# Start of RECORDS FOR PROCESSING

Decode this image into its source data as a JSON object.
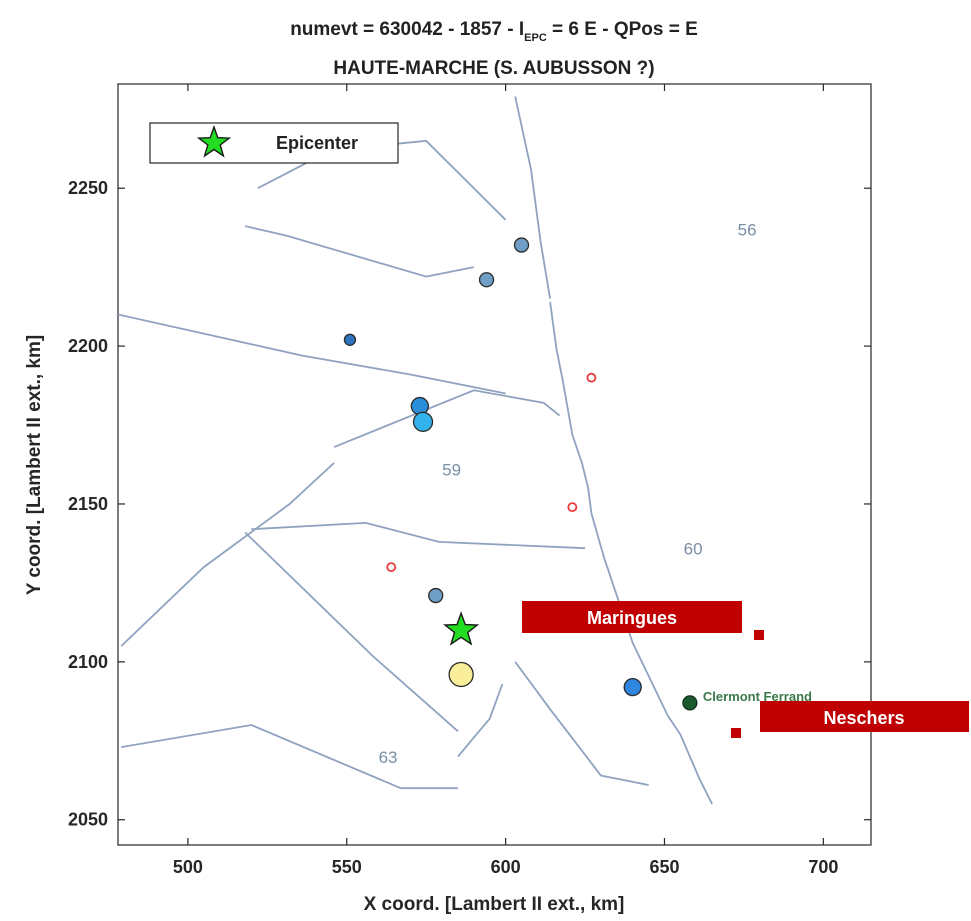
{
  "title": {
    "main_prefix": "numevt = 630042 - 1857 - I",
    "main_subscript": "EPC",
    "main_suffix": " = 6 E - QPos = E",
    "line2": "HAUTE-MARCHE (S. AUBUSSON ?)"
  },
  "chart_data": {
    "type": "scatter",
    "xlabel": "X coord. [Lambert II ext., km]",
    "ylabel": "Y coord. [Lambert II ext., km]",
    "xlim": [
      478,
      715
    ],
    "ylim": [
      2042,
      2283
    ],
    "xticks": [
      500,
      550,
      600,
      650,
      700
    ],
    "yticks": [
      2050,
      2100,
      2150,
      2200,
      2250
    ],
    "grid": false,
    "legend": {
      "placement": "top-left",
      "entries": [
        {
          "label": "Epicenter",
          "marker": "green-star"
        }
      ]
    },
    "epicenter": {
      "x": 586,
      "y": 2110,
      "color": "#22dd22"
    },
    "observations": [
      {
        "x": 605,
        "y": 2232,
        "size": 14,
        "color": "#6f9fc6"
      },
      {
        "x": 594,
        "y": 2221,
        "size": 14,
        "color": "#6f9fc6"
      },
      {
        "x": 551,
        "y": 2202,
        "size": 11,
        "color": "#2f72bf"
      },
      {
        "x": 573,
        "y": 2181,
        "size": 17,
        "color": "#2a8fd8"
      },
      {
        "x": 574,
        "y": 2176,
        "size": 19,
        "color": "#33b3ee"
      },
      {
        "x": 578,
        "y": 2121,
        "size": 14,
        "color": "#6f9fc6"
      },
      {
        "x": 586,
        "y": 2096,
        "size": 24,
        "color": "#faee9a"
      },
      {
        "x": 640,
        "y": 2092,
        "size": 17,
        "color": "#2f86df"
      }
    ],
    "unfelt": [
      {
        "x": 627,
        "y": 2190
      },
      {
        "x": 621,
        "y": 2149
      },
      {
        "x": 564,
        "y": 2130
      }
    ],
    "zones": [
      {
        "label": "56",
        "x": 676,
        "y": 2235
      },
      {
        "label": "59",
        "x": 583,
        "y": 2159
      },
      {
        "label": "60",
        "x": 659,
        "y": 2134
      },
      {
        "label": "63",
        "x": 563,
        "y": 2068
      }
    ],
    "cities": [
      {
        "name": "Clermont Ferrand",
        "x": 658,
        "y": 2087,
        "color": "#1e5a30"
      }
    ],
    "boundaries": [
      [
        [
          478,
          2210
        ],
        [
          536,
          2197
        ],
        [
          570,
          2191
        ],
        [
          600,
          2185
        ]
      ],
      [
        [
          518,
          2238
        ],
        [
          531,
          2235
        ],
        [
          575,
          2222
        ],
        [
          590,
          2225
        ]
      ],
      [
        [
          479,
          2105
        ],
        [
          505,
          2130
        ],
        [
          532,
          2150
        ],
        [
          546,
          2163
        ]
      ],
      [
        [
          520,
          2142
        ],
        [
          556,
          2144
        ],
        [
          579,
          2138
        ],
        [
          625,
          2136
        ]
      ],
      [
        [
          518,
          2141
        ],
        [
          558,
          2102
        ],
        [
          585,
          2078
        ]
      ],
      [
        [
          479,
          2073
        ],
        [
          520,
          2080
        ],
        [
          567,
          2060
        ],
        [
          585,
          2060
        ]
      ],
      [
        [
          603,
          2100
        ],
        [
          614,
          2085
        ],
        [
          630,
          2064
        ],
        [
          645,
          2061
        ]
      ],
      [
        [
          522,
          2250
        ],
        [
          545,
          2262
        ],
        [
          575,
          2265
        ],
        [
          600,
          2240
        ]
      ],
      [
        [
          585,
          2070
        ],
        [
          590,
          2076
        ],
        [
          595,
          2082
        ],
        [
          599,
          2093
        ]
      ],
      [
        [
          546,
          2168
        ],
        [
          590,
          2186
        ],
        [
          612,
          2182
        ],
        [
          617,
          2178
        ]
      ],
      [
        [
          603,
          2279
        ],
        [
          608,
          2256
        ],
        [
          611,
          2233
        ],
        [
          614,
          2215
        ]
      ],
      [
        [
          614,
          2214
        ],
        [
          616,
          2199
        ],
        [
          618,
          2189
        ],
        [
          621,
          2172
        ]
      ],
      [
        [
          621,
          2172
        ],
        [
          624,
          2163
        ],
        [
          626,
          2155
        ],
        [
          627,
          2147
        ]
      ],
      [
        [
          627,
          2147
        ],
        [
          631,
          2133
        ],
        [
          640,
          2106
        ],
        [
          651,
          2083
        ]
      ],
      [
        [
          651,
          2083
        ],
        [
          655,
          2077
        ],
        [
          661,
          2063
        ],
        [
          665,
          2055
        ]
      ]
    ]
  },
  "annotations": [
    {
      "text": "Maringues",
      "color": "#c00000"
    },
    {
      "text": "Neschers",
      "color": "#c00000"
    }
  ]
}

# End of RECORDS FOR PROCESSING
# Start of RECORDS FOR PROCESSING

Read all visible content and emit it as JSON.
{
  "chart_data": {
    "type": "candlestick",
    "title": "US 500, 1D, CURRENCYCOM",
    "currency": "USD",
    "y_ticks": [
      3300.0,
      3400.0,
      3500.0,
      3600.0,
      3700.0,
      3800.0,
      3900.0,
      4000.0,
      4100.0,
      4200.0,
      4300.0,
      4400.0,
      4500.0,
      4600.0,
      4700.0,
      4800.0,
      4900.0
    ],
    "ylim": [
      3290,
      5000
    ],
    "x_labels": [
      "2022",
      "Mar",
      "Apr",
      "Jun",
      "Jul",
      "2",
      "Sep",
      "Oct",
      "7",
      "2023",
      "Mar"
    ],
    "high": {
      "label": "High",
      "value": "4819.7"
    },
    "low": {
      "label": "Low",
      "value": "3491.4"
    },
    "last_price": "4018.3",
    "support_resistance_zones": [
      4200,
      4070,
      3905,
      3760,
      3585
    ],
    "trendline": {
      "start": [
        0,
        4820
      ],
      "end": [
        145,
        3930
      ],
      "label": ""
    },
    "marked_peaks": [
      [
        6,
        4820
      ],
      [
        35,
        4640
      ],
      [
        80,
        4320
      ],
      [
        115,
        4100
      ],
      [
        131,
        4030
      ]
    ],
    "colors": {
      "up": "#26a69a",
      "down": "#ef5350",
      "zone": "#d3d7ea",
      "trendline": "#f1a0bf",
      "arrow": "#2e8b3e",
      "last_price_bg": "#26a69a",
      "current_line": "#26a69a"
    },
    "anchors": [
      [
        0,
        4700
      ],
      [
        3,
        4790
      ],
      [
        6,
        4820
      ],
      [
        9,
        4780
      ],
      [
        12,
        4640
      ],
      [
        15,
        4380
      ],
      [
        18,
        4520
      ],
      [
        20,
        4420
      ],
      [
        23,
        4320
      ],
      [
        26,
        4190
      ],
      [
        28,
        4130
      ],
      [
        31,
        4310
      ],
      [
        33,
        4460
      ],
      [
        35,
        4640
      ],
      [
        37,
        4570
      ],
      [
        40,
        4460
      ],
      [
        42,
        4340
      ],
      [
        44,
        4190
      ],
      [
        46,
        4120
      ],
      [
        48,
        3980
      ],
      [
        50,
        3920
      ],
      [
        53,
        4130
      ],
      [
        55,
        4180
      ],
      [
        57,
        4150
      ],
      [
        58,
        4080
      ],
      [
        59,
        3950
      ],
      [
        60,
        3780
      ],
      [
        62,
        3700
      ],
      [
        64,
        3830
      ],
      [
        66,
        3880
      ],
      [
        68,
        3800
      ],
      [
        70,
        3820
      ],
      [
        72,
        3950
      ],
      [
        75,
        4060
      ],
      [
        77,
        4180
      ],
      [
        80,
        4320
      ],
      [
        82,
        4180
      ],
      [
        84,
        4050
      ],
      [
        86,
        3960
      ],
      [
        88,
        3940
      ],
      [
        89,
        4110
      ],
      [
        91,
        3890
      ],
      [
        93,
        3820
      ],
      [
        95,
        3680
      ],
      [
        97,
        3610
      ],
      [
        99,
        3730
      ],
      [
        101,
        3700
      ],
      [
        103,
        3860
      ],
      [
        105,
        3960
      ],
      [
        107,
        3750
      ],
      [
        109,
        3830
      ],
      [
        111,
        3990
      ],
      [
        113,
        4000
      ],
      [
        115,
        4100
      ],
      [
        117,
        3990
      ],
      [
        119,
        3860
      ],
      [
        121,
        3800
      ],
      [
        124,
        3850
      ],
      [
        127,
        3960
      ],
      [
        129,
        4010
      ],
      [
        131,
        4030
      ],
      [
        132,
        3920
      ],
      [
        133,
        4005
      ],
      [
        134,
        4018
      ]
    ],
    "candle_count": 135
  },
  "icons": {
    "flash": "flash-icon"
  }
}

# End of RECORDS FOR PROCESSING
# Start of RECORDS FOR PROCESSING

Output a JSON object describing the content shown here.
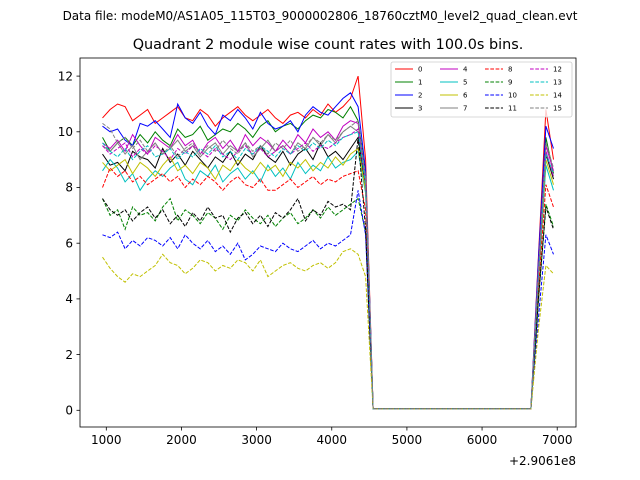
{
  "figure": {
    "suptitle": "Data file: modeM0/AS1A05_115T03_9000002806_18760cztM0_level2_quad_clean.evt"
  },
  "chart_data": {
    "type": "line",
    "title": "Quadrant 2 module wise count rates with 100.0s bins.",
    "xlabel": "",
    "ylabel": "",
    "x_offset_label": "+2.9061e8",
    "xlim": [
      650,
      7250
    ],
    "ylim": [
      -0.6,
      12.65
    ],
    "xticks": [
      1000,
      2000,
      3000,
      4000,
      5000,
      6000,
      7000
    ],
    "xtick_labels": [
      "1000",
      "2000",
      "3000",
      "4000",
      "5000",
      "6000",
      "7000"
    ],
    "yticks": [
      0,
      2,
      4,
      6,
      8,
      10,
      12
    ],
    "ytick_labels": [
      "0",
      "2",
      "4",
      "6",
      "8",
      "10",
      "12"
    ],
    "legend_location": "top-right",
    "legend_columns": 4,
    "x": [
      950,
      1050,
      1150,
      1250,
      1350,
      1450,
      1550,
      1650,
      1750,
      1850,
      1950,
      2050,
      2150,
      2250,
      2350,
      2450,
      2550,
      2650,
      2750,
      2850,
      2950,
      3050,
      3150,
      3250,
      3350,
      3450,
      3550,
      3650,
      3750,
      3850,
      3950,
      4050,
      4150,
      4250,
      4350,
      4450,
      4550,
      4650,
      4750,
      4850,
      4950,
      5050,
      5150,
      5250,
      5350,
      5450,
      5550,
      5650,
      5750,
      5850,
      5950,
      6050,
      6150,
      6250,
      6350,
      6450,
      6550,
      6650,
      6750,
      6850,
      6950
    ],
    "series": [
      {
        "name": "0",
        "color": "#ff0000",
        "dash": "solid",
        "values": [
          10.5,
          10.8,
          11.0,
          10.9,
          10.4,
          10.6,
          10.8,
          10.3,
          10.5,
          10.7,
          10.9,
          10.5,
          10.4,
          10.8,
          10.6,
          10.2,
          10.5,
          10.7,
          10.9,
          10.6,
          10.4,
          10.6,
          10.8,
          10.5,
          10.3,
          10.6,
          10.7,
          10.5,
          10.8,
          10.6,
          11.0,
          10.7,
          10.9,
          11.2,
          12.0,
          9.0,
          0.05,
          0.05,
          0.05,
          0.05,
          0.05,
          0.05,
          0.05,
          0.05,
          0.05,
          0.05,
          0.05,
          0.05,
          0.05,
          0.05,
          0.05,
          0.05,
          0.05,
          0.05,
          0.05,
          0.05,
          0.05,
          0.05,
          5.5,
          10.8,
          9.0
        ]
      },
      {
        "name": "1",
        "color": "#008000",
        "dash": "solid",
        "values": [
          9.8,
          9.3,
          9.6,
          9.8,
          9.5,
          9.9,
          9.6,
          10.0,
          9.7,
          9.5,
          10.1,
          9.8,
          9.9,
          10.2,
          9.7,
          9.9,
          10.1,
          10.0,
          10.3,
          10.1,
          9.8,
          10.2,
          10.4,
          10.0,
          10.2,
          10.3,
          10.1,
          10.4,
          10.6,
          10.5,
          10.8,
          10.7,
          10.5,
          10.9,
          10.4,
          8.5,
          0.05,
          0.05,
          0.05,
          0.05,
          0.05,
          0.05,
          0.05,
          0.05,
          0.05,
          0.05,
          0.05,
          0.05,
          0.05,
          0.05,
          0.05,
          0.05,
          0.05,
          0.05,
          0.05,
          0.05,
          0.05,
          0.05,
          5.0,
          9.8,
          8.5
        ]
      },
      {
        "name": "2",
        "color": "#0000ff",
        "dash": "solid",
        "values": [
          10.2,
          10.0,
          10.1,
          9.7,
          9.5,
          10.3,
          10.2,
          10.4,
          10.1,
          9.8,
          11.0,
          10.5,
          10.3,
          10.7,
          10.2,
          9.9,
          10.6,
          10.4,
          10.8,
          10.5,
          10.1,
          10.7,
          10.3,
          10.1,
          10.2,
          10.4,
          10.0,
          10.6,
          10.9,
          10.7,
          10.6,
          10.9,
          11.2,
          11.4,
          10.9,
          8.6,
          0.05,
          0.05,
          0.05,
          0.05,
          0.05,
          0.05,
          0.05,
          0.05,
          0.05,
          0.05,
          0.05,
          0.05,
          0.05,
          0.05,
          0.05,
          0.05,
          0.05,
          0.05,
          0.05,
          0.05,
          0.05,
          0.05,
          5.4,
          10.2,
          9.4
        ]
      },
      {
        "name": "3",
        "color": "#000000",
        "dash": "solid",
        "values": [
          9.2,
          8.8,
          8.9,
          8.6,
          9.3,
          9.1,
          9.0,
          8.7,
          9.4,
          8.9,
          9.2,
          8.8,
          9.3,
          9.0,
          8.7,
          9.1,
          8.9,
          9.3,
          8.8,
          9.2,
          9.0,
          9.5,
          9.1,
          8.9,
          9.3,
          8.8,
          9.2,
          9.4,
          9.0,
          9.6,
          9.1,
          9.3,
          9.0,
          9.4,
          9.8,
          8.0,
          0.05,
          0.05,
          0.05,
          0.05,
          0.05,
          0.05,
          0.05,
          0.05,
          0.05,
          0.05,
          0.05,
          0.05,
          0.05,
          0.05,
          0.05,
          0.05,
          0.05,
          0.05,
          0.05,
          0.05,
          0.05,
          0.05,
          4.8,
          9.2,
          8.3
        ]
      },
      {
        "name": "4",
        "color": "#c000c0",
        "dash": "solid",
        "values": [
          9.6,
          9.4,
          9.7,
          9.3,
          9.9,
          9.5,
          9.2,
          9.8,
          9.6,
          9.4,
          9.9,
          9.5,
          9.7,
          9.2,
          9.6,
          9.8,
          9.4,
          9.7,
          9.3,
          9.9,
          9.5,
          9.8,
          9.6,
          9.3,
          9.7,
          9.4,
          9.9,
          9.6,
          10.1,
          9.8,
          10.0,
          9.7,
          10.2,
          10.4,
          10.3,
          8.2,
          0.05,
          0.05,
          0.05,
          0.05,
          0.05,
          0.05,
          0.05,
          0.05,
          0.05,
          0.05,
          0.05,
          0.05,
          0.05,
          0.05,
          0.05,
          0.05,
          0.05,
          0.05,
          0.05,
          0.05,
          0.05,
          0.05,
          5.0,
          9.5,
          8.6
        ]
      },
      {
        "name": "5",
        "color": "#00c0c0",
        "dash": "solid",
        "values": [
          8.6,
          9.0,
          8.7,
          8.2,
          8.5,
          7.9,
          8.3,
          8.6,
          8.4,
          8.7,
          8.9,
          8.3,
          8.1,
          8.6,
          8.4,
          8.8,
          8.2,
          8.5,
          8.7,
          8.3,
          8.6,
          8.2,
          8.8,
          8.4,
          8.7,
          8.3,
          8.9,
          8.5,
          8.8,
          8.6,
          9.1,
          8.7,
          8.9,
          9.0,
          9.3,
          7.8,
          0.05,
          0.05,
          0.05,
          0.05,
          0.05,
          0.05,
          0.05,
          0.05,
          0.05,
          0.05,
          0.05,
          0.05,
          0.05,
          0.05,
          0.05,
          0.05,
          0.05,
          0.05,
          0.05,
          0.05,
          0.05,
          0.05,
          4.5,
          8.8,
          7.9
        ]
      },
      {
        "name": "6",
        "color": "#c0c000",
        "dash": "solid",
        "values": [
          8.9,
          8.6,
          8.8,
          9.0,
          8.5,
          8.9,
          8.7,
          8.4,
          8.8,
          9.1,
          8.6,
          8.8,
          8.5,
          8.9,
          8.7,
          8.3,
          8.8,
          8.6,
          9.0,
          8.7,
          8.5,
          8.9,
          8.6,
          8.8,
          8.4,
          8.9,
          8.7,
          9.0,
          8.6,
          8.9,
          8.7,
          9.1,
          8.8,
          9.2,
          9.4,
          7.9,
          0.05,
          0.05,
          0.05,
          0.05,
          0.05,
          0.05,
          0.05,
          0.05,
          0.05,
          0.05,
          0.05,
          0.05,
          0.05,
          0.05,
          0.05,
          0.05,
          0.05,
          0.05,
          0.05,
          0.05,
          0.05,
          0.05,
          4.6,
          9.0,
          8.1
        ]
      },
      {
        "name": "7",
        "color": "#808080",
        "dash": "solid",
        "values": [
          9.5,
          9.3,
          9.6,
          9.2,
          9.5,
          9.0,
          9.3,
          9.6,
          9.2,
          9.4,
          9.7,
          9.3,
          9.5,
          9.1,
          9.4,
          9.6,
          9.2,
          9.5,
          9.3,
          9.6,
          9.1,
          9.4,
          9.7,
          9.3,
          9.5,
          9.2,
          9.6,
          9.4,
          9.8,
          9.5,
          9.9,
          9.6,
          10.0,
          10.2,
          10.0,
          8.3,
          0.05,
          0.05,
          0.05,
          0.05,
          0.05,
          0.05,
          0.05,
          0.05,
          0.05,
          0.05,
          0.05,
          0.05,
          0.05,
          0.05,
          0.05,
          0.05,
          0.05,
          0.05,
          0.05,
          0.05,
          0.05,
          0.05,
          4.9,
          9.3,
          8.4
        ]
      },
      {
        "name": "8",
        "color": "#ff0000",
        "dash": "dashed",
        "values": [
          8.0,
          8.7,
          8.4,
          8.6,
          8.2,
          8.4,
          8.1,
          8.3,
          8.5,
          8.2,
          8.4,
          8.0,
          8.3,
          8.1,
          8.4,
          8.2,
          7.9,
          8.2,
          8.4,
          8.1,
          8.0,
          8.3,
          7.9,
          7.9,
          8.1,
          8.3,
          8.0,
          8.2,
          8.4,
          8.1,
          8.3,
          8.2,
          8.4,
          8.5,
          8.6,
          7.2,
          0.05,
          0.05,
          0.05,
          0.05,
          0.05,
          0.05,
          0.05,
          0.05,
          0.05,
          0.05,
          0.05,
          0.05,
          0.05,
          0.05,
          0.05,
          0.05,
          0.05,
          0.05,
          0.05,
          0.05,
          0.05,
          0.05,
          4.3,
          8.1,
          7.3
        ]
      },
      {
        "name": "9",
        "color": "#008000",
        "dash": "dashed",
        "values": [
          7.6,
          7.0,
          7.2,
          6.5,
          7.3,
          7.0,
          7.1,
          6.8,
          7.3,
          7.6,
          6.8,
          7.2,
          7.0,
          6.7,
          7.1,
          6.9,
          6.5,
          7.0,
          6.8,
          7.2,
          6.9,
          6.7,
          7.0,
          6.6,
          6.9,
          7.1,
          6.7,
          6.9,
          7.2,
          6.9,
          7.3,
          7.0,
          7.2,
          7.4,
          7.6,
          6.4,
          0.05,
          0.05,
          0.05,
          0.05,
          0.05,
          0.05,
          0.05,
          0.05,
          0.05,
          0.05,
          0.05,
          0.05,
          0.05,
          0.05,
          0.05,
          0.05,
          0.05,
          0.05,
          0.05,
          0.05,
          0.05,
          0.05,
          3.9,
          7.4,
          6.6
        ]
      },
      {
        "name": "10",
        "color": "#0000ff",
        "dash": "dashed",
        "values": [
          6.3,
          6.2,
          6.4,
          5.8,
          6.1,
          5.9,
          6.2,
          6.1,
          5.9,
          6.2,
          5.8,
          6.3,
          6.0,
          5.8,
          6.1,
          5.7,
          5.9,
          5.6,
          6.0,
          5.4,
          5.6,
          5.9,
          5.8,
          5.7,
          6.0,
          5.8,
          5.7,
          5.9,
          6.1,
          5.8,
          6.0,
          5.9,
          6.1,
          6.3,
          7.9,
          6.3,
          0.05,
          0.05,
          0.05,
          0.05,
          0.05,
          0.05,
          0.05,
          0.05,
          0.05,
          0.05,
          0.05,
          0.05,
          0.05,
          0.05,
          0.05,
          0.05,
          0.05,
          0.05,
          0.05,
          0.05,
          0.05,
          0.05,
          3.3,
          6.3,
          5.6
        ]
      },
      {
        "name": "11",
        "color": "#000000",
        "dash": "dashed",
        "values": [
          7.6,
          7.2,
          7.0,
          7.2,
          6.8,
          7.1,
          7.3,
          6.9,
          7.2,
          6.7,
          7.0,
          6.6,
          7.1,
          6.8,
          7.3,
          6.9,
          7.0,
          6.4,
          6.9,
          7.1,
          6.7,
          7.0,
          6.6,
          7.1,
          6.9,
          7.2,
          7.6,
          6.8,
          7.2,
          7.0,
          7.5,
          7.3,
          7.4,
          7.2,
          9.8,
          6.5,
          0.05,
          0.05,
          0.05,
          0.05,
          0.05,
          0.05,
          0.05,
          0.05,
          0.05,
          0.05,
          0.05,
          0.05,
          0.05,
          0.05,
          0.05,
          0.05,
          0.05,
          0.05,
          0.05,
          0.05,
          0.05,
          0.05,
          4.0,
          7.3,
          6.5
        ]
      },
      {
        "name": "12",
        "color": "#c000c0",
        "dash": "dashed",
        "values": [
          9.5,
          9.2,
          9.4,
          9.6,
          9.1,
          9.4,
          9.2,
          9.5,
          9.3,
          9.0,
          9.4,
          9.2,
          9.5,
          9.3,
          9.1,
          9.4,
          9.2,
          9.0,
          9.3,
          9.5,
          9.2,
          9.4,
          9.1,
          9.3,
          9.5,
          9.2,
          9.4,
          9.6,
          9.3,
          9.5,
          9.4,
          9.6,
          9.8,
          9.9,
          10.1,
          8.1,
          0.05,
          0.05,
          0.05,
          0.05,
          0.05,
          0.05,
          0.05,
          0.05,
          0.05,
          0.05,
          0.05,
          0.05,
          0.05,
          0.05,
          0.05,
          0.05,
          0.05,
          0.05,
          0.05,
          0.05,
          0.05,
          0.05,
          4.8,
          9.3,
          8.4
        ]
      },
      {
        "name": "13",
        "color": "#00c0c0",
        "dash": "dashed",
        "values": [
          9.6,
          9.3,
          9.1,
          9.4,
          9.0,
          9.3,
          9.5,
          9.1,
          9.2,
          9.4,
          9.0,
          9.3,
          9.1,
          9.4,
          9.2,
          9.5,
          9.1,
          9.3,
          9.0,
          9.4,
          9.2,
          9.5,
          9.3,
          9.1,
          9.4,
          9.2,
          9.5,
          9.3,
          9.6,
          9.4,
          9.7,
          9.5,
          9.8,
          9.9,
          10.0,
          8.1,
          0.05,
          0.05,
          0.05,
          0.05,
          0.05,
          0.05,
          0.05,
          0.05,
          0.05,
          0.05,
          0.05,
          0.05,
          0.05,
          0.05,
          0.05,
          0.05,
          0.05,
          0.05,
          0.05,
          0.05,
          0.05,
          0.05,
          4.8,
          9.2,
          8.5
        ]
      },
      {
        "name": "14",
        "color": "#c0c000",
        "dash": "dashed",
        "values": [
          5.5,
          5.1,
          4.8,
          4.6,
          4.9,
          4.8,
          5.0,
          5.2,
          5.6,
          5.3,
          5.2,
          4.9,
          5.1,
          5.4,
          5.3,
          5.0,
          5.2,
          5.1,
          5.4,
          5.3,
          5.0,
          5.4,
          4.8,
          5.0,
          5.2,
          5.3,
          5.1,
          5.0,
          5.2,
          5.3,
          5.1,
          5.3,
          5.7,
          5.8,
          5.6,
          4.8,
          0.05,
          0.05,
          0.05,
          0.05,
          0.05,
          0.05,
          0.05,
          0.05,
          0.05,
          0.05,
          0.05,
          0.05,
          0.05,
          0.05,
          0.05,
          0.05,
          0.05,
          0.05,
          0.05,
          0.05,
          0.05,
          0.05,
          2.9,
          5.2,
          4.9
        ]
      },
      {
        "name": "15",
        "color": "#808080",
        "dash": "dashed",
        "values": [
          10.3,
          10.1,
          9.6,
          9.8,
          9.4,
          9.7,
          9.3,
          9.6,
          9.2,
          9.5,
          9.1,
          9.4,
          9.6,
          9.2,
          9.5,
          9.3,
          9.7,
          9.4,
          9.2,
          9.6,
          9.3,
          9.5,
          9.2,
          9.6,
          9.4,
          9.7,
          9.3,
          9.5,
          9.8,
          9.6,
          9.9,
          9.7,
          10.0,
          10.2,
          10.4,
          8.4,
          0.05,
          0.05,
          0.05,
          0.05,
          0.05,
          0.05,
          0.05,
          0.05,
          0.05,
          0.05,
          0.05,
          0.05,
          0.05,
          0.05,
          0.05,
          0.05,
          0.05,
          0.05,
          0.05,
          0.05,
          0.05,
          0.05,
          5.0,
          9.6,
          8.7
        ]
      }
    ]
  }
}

# End of RECORDS FOR PROCESSING

#### GOAL:
Which lines in the listing above hold the word "content"? Show each of them.

#### FINISHED EXERCISE:
Read all visible content and emit it as JSON.
Output a JSON object describing the content shown here.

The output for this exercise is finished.